→ PROBLEM STATEMENT: All of the records below must be output exactly, with no pictures carried over.

* * * * * * * * *

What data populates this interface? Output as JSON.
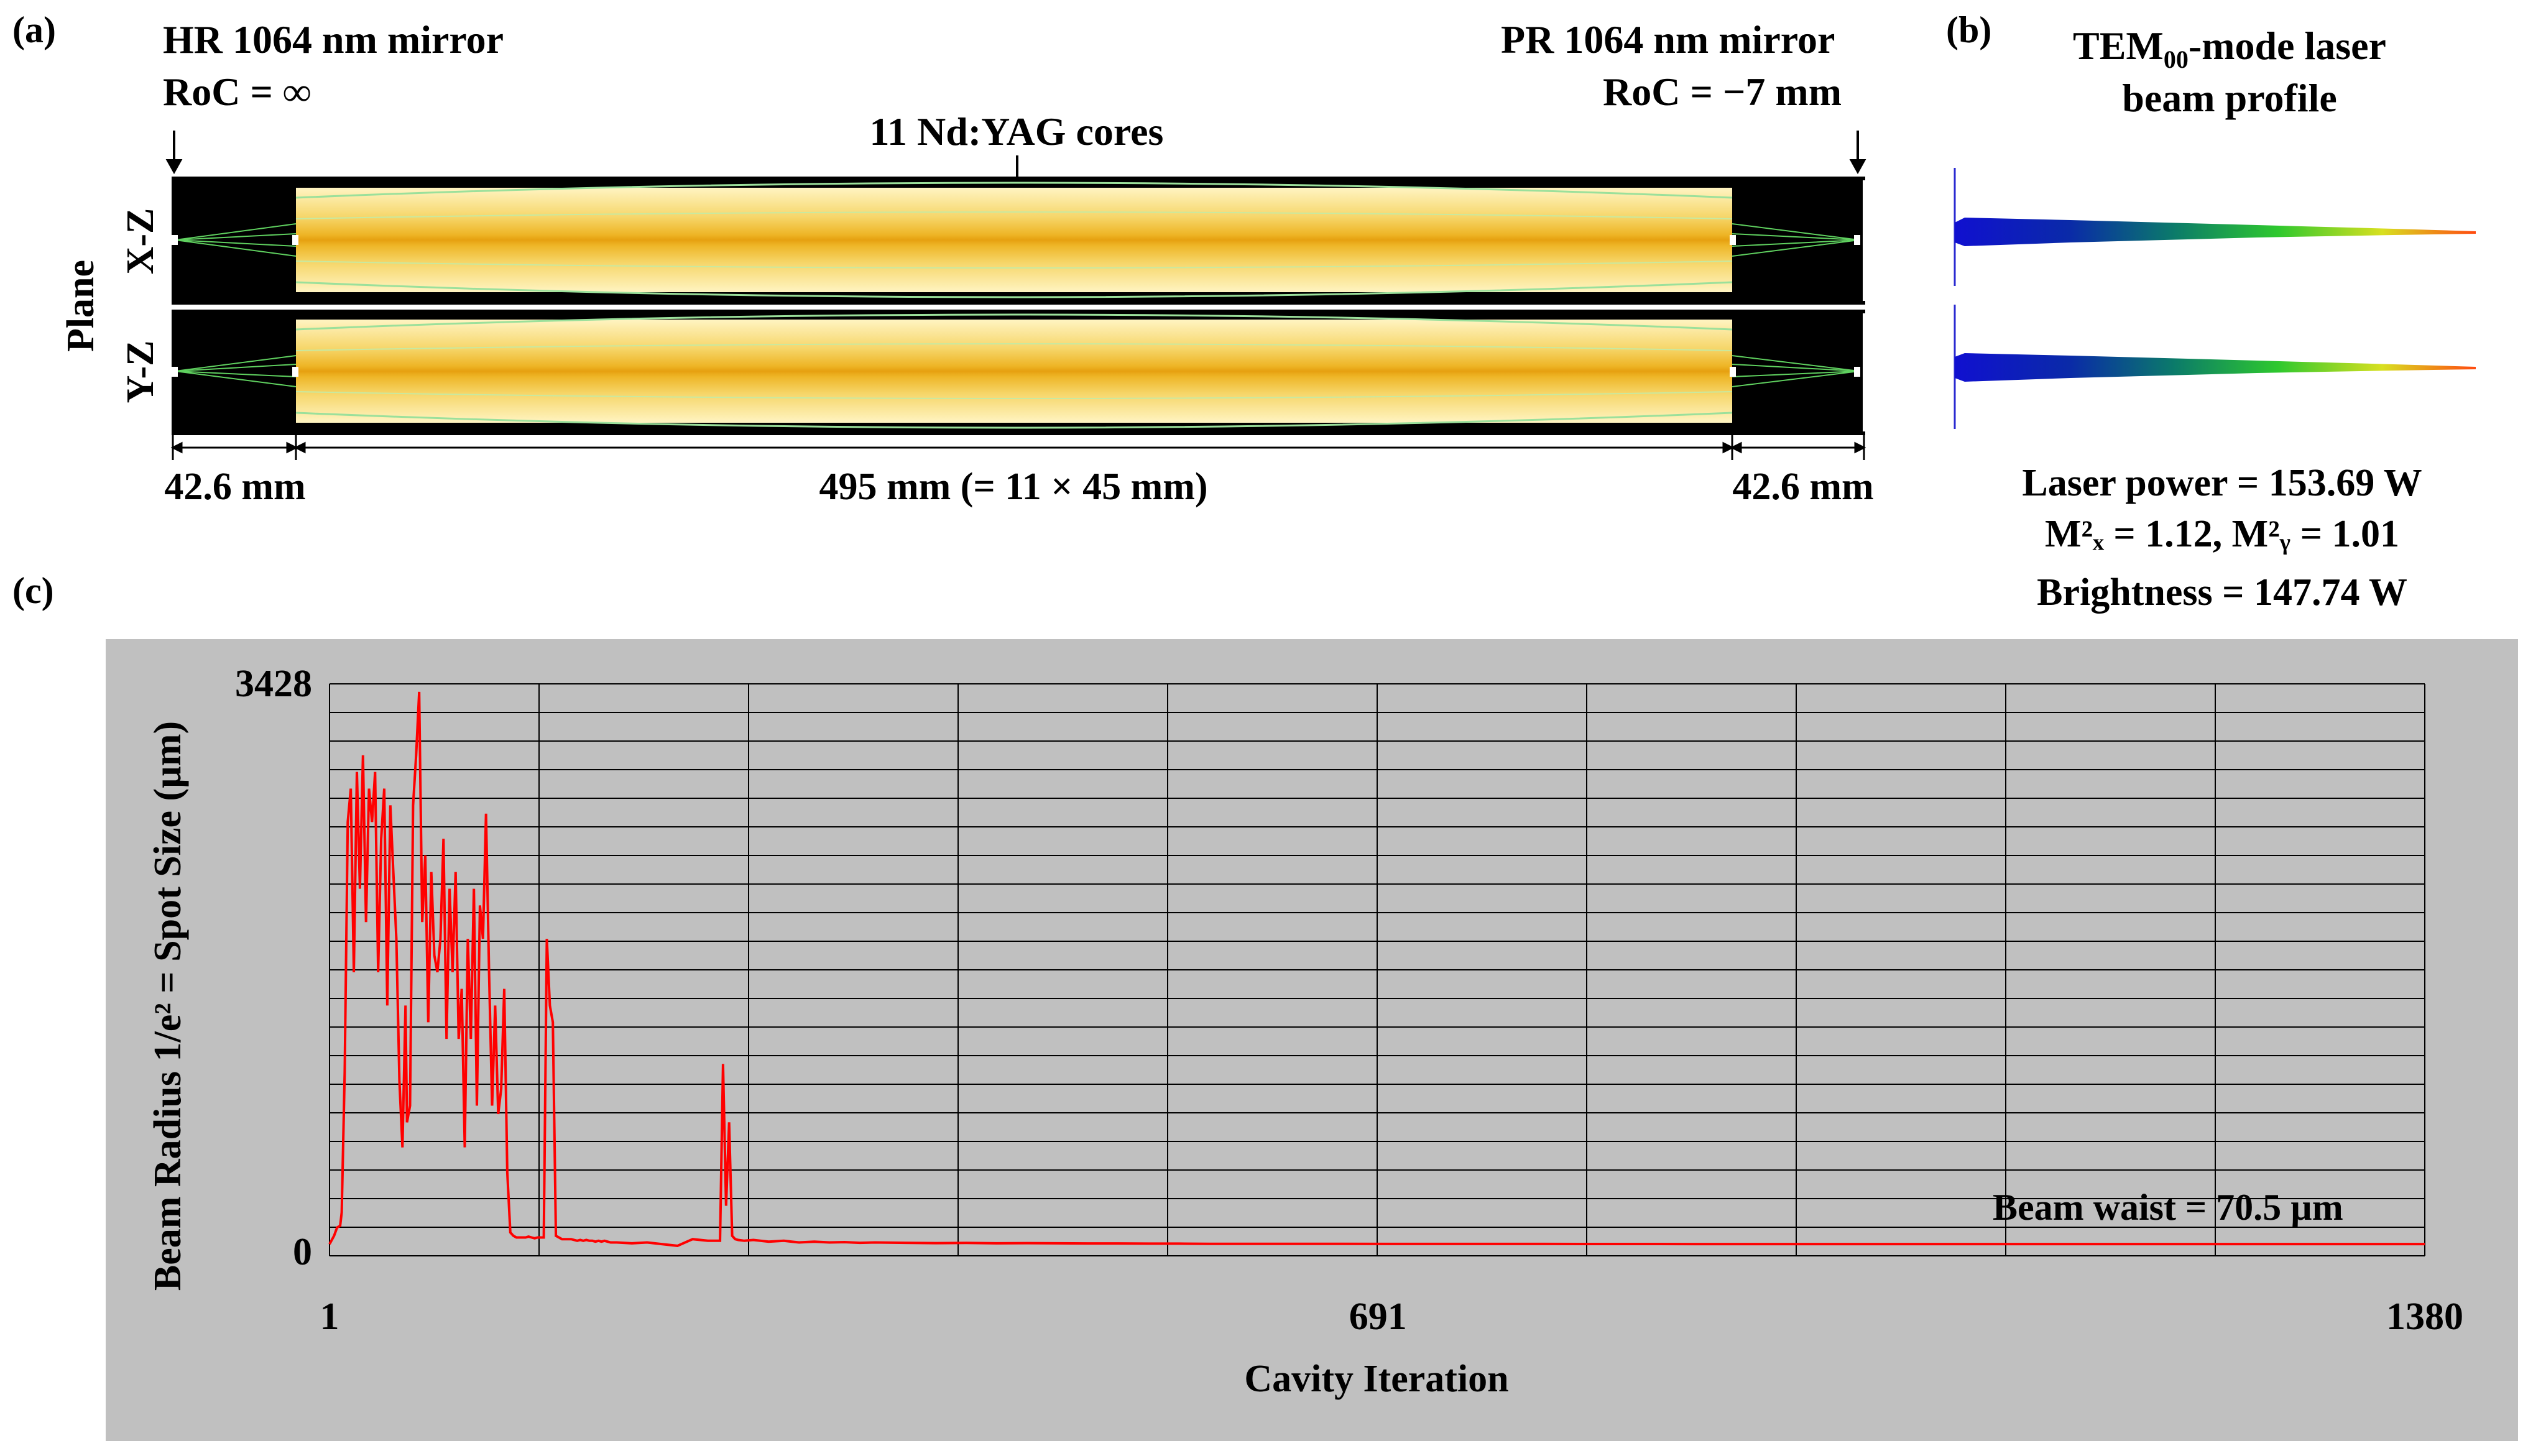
{
  "panels": {
    "a": "(a)",
    "b": "(b)",
    "c": "(c)"
  },
  "resonator": {
    "left_mirror": {
      "name": "HR 1064 nm mirror",
      "roc": "RoC = ∞"
    },
    "right_mirror": {
      "name": "PR 1064 nm mirror",
      "roc": "RoC = −7 mm"
    },
    "cores_label": "11 Nd:YAG cores",
    "plane_label": "Plane",
    "xz_label": "X-Z",
    "yz_label": "Y-Z",
    "dim_left": "42.6 mm",
    "dim_center": "495 mm (= 11 × 45 mm)",
    "dim_right": "42.6 mm"
  },
  "beam_profile": {
    "title_main": "TEM",
    "title_sub": "00",
    "title_rest": "-mode laser",
    "title_line2": "beam profile",
    "power": "Laser power = 153.69 W",
    "m2": "M²ₓ = 1.12, M²ᵧ = 1.01",
    "brightness": "Brightness = 147.74 W"
  },
  "chart_data": {
    "type": "line",
    "xlabel": "Cavity Iteration",
    "ylabel": "Beam Radius 1/e² = Spot Size (µm)",
    "x_ticks": [
      "1",
      "691",
      "1380"
    ],
    "y_ticks": [
      "0",
      "3428"
    ],
    "xlim": [
      1,
      1380
    ],
    "ylim": [
      0,
      3428
    ],
    "grid": true,
    "annotation": "Beam waist = 70.5 µm",
    "line_color": "#ff0000",
    "series": [
      {
        "x": [
          1,
          4,
          6,
          8,
          9,
          11,
          13,
          15,
          17,
          19,
          21,
          23,
          25,
          27,
          29,
          31,
          33,
          35,
          37,
          39,
          41,
          43,
          45,
          47,
          49,
          51,
          52,
          54,
          56,
          58,
          60,
          62,
          64,
          66,
          68,
          70,
          72,
          74,
          76,
          78,
          80,
          82,
          84,
          86,
          88,
          90,
          92,
          94,
          96,
          98,
          100,
          102,
          104,
          106,
          108,
          110,
          112,
          114,
          116,
          118,
          120,
          122,
          124,
          126,
          128,
          130,
          132,
          134,
          136,
          138,
          140,
          142,
          144,
          146,
          148,
          150,
          152,
          154,
          156,
          158,
          160,
          162,
          164,
          166,
          168,
          170,
          172,
          174,
          176,
          178,
          180,
          182,
          184,
          186,
          190,
          200,
          210,
          220,
          230,
          240,
          250,
          258,
          260,
          262,
          264,
          266,
          268,
          270,
          274,
          280,
          290,
          300,
          310,
          320,
          330,
          340,
          350,
          360,
          380,
          400,
          420,
          440,
          460,
          480,
          500,
          520,
          540,
          560,
          580,
          600,
          640,
          700,
          800,
          900,
          1000,
          1100,
          1200,
          1300,
          1380
        ],
        "y": [
          70,
          120,
          170,
          180,
          260,
          1100,
          2600,
          2800,
          1700,
          2900,
          2200,
          3000,
          2000,
          2800,
          2600,
          2900,
          1700,
          2500,
          2800,
          1500,
          2700,
          2300,
          1900,
          1050,
          650,
          1500,
          800,
          900,
          2700,
          3000,
          3380,
          2000,
          2400,
          1400,
          2300,
          1800,
          1700,
          1900,
          2500,
          1300,
          2200,
          1700,
          2300,
          1300,
          1600,
          650,
          1900,
          1300,
          2200,
          900,
          2100,
          1900,
          2650,
          1700,
          900,
          1500,
          850,
          1000,
          1600,
          500,
          140,
          120,
          110,
          110,
          110,
          110,
          115,
          110,
          105,
          110,
          110,
          110,
          1900,
          1500,
          1400,
          120,
          110,
          100,
          100,
          100,
          100,
          95,
          90,
          95,
          90,
          95,
          90,
          90,
          85,
          90,
          85,
          90,
          85,
          80,
          80,
          75,
          80,
          70,
          60,
          100,
          90,
          90,
          1150,
          300,
          800,
          120,
          100,
          95,
          90,
          95,
          85,
          90,
          80,
          85,
          80,
          82,
          78,
          80,
          78,
          76,
          77,
          75,
          76,
          75,
          74,
          74,
          73,
          73,
          72,
          72,
          72,
          71,
          71,
          70.5,
          70.5,
          70.5,
          70.5,
          70.5,
          70.5
        ]
      }
    ]
  }
}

* * * * * * * * *

→ SOLUTION BELOW:
What data populates this interface? Output as JSON.
{
  "panels": {
    "a": "(a)",
    "b": "(b)",
    "c": "(c)"
  },
  "resonator": {
    "left_mirror": {
      "name": "HR 1064 nm mirror",
      "roc": "RoC = ∞"
    },
    "right_mirror": {
      "name": "PR 1064 nm mirror",
      "roc": "RoC = −7 mm"
    },
    "cores_label": "11 Nd:YAG cores",
    "plane_label": "Plane",
    "xz_label": "X-Z",
    "yz_label": "Y-Z",
    "dim_left": "42.6 mm",
    "dim_center": "495 mm (= 11 × 45 mm)",
    "dim_right": "42.6 mm"
  },
  "beam_profile": {
    "title_main": "TEM",
    "title_sub": "00",
    "title_rest": "-mode laser",
    "title_line2": "beam profile",
    "power": "Laser power = 153.69 W",
    "m2": "M²ₓ = 1.12, M²ᵧ = 1.01",
    "brightness": "Brightness = 147.74 W"
  },
  "chart_data": {
    "type": "line",
    "xlabel": "Cavity Iteration",
    "ylabel": "Beam Radius 1/e² = Spot Size (µm)",
    "x_ticks": [
      "1",
      "691",
      "1380"
    ],
    "y_ticks": [
      "0",
      "3428"
    ],
    "xlim": [
      1,
      1380
    ],
    "ylim": [
      0,
      3428
    ],
    "grid": true,
    "annotation": "Beam waist = 70.5 µm",
    "line_color": "#ff0000",
    "series": [
      {
        "x": [
          1,
          4,
          6,
          8,
          9,
          11,
          13,
          15,
          17,
          19,
          21,
          23,
          25,
          27,
          29,
          31,
          33,
          35,
          37,
          39,
          41,
          43,
          45,
          47,
          49,
          51,
          52,
          54,
          56,
          58,
          60,
          62,
          64,
          66,
          68,
          70,
          72,
          74,
          76,
          78,
          80,
          82,
          84,
          86,
          88,
          90,
          92,
          94,
          96,
          98,
          100,
          102,
          104,
          106,
          108,
          110,
          112,
          114,
          116,
          118,
          120,
          122,
          124,
          126,
          128,
          130,
          132,
          134,
          136,
          138,
          140,
          142,
          144,
          146,
          148,
          150,
          152,
          154,
          156,
          158,
          160,
          162,
          164,
          166,
          168,
          170,
          172,
          174,
          176,
          178,
          180,
          182,
          184,
          186,
          190,
          200,
          210,
          220,
          230,
          240,
          250,
          258,
          260,
          262,
          264,
          266,
          268,
          270,
          274,
          280,
          290,
          300,
          310,
          320,
          330,
          340,
          350,
          360,
          380,
          400,
          420,
          440,
          460,
          480,
          500,
          520,
          540,
          560,
          580,
          600,
          640,
          700,
          800,
          900,
          1000,
          1100,
          1200,
          1300,
          1380
        ],
        "y": [
          70,
          120,
          170,
          180,
          260,
          1100,
          2600,
          2800,
          1700,
          2900,
          2200,
          3000,
          2000,
          2800,
          2600,
          2900,
          1700,
          2500,
          2800,
          1500,
          2700,
          2300,
          1900,
          1050,
          650,
          1500,
          800,
          900,
          2700,
          3000,
          3380,
          2000,
          2400,
          1400,
          2300,
          1800,
          1700,
          1900,
          2500,
          1300,
          2200,
          1700,
          2300,
          1300,
          1600,
          650,
          1900,
          1300,
          2200,
          900,
          2100,
          1900,
          2650,
          1700,
          900,
          1500,
          850,
          1000,
          1600,
          500,
          140,
          120,
          110,
          110,
          110,
          110,
          115,
          110,
          105,
          110,
          110,
          110,
          1900,
          1500,
          1400,
          120,
          110,
          100,
          100,
          100,
          100,
          95,
          90,
          95,
          90,
          95,
          90,
          90,
          85,
          90,
          85,
          90,
          85,
          80,
          80,
          75,
          80,
          70,
          60,
          100,
          90,
          90,
          1150,
          300,
          800,
          120,
          100,
          95,
          90,
          95,
          85,
          90,
          80,
          85,
          80,
          82,
          78,
          80,
          78,
          76,
          77,
          75,
          76,
          75,
          74,
          74,
          73,
          73,
          72,
          72,
          72,
          71,
          71,
          70.5,
          70.5,
          70.5,
          70.5,
          70.5,
          70.5
        ]
      }
    ]
  }
}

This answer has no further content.